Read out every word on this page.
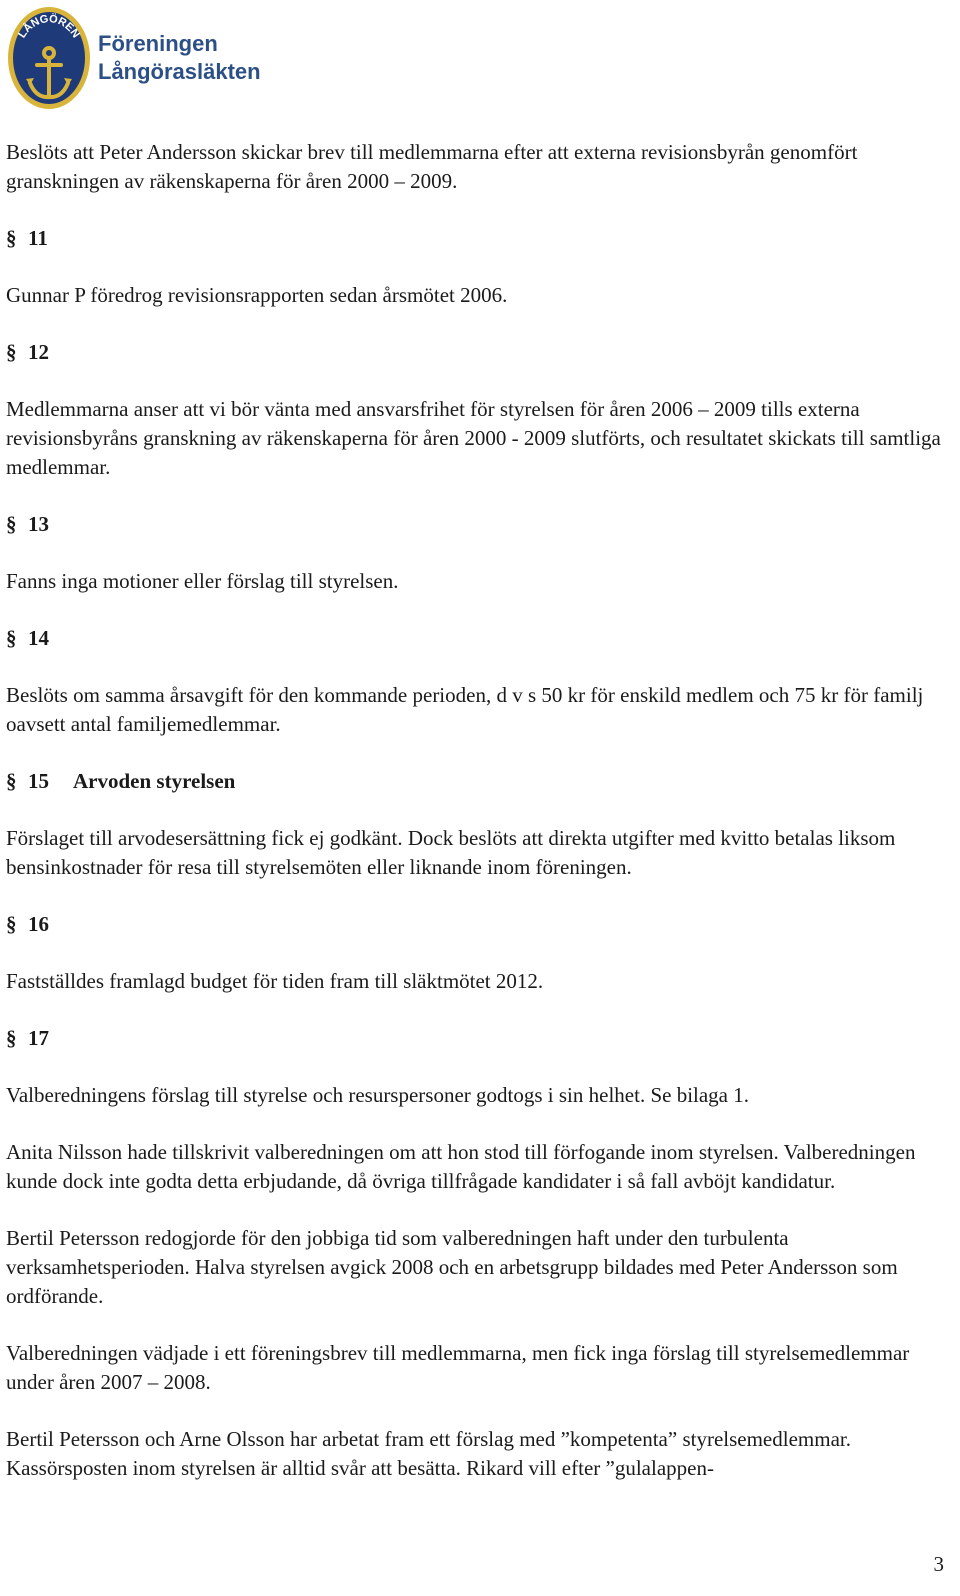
LÅNGÖREN Föreningen
Långörasläkten

Beslöts att Peter Andersson skickar brev till medlemmarna efter att externa revisionsbyrån genomfört granskningen av räkenskaperna för åren 2000 – 2009.

§ 11

Gunnar P föredrog revisionsrapporten sedan årsmötet 2006.

§ 12

Medlemmarna anser att vi bör vänta med ansvarsfrihet för styrelsen för åren 2006 – 2009 tills externa revisionsbyråns granskning av räkenskaperna för åren 2000 - 2009 slutförts, och resultatet skickats till samtliga medlemmar.

§ 13

Fanns inga motioner eller förslag till styrelsen.

§ 14

Beslöts om samma årsavgift för den kommande perioden, d v s 50 kr för enskild medlem och 75 kr för familj oavsett antal familjemedlemmar.

§ 15 Arvoden styrelsen

Förslaget till arvodesersättning fick ej godkänt. Dock beslöts att direkta utgifter med kvitto betalas liksom bensinkostnader för resa till styrelsemöten eller liknande inom föreningen.

§ 16

Fastställdes framlagd budget för tiden fram till släktmötet 2012.

§ 17

Valberedningens förslag till styrelse och resurspersoner godtogs i sin helhet. Se bilaga 1.

Anita Nilsson hade tillskrivit valberedningen om att hon stod till förfogande inom styrelsen. Valberedningen kunde dock inte godta detta erbjudande, då övriga tillfrågade kandidater i så fall avböjt kandidatur.

Bertil Petersson redogjorde för den jobbiga tid som valberedningen haft under den turbulenta verksamhetsperioden. Halva styrelsen avgick 2008 och en arbetsgrupp bildades med Peter Andersson som ordförande.

Valberedningen vädjade i ett föreningsbrev till medlemmarna, men fick inga förslag till styrelsemedlemmar under åren 2007 – 2008.

Bertil Petersson och Arne Olsson har arbetat fram ett förslag med ”kompetenta” styrelsemedlemmar. Kassörsposten inom styrelsen är alltid svår att besätta. Rikard vill efter ”gulalappen-

3
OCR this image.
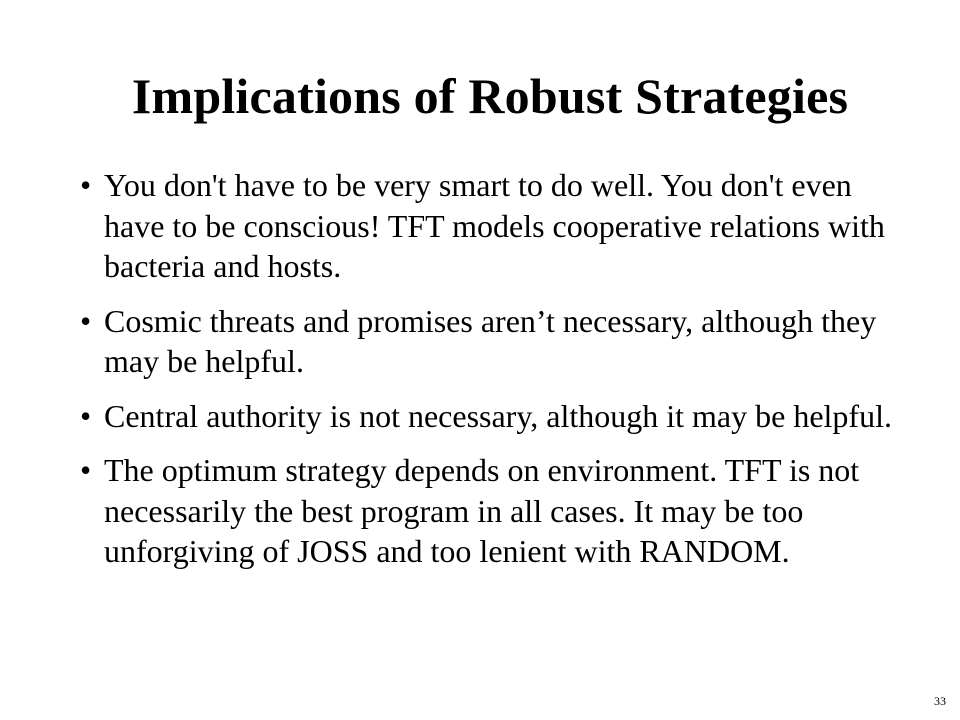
Implications of Robust Strategies
• You don't have to be very smart to do well. You don't even have to be conscious! TFT models cooperative relations with bacteria and hosts.
• Cosmic threats and promises aren’t necessary, although they may be helpful.
• Central authority is not necessary, although it may be helpful.
• The optimum strategy depends on environment. TFT is not necessarily the best program in all cases. It may be too unforgiving of JOSS and too lenient with RANDOM.
33
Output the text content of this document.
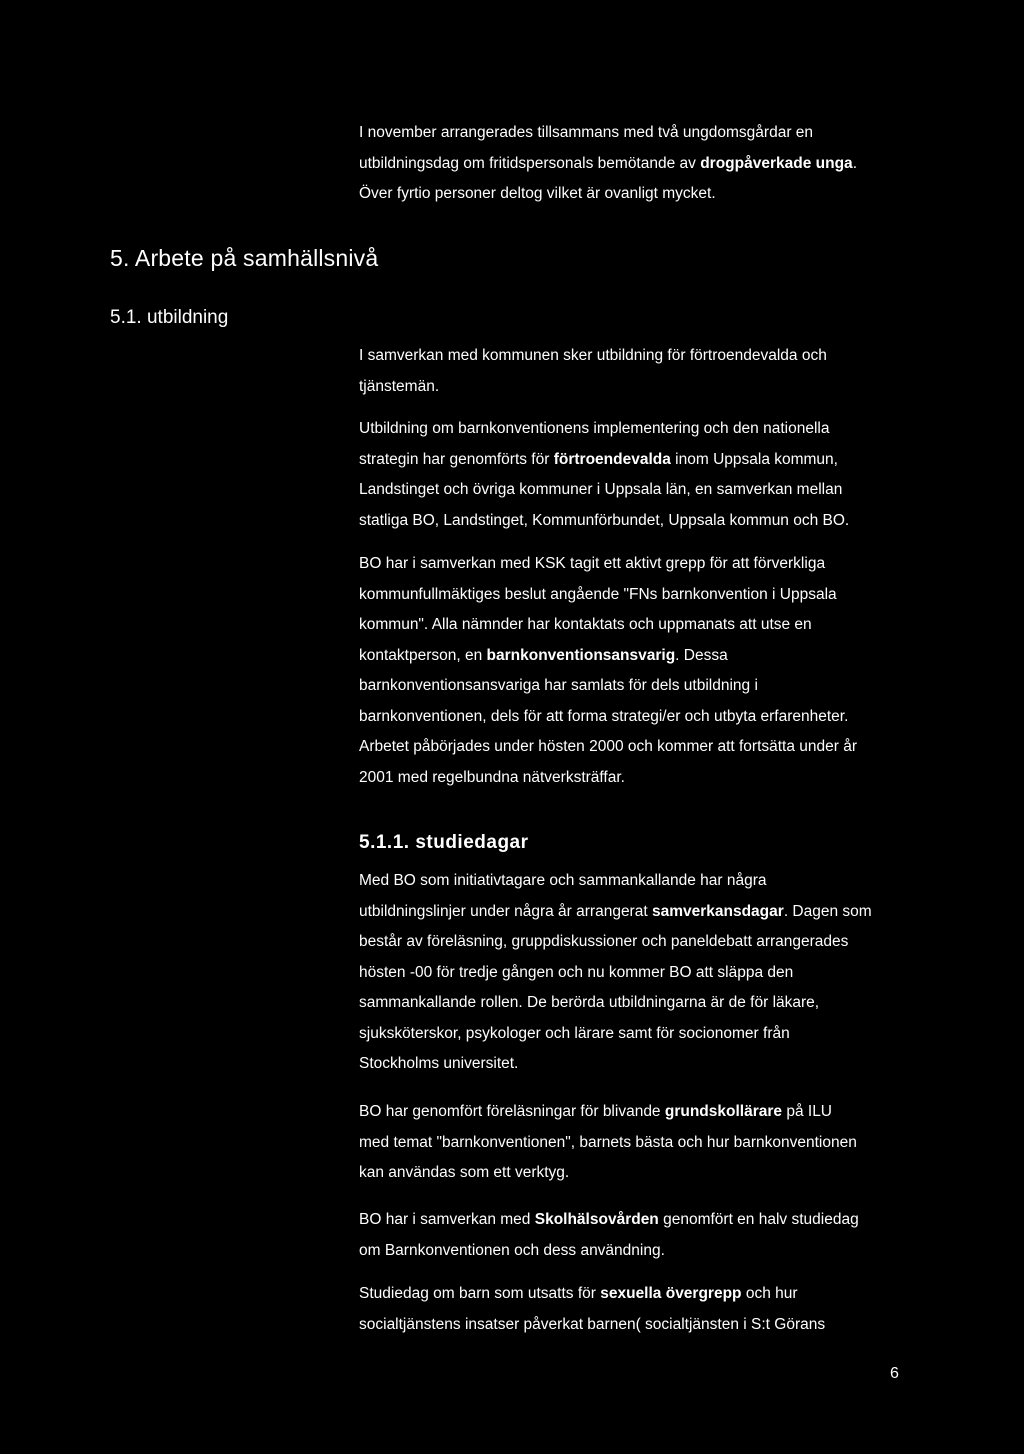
I november arrangerades tillsammans med två ungdomsgårdar en
utbildningsdag om fritidspersonals bemötande av drogpåverkade unga.
Över fyrtio personer deltog vilket är ovanligt mycket.
5. Arbete på samhällsnivå
5.1. utbildning
I samverkan med kommunen sker utbildning för förtroendevalda och
tjänstemän.
Utbildning om barnkonventionens implementering och den nationella
strategin har genomförts för förtroendevalda inom Uppsala kommun,
Landstinget och övriga kommuner i Uppsala län, en samverkan mellan
statliga BO, Landstinget, Kommunförbundet, Uppsala kommun och BO.
BO har i samverkan med KSK tagit ett aktivt grepp för att förverkliga
kommunfullmäktiges beslut angående "FNs barnkonvention i Uppsala
kommun". Alla nämnder har kontaktats och uppmanats att utse en
kontaktperson, en barnkonventionsansvarig. Dessa
barnkonventionsansvariga har samlats för dels utbildning i
barnkonventionen, dels för att forma strategi/er och utbyta erfarenheter.
Arbetet påbörjades under hösten 2000 och kommer att fortsätta under år
2001 med regelbundna nätverksträffar.
5.1.1. studiedagar
Med BO som initiativtagare och sammankallande har några
utbildningslinjer under några år arrangerat samverkansdagar. Dagen som
består av föreläsning, gruppdiskussioner och paneldebatt arrangerades
hösten -00 för tredje gången och nu kommer BO att släppa den
sammankallande rollen. De berörda utbildningarna är de för läkare,
sjuksköterskor, psykologer och lärare samt för socionomer från
Stockholms universitet.
BO har genomfört föreläsningar för blivande grundskollärare på ILU
med temat "barnkonventionen", barnets bästa och hur barnkonventionen
kan användas som ett verktyg.
BO har i samverkan med Skolhälsovården genomfört en halv studiedag
om Barnkonventionen och dess användning.
Studiedag om barn som utsatts för sexuella övergrepp och hur
socialtjänstens insatser påverkat barnen( socialtjänsten i S:t Görans
6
──────────────────────────────
● Instructions for the task: Which lines hold the word "necessary"? Return all of them from the records above.

● Written response:
• Cosmic threats and promises aren’t necessary, although they may be helpful.
• Central authority is not necessary, although it may be helpful.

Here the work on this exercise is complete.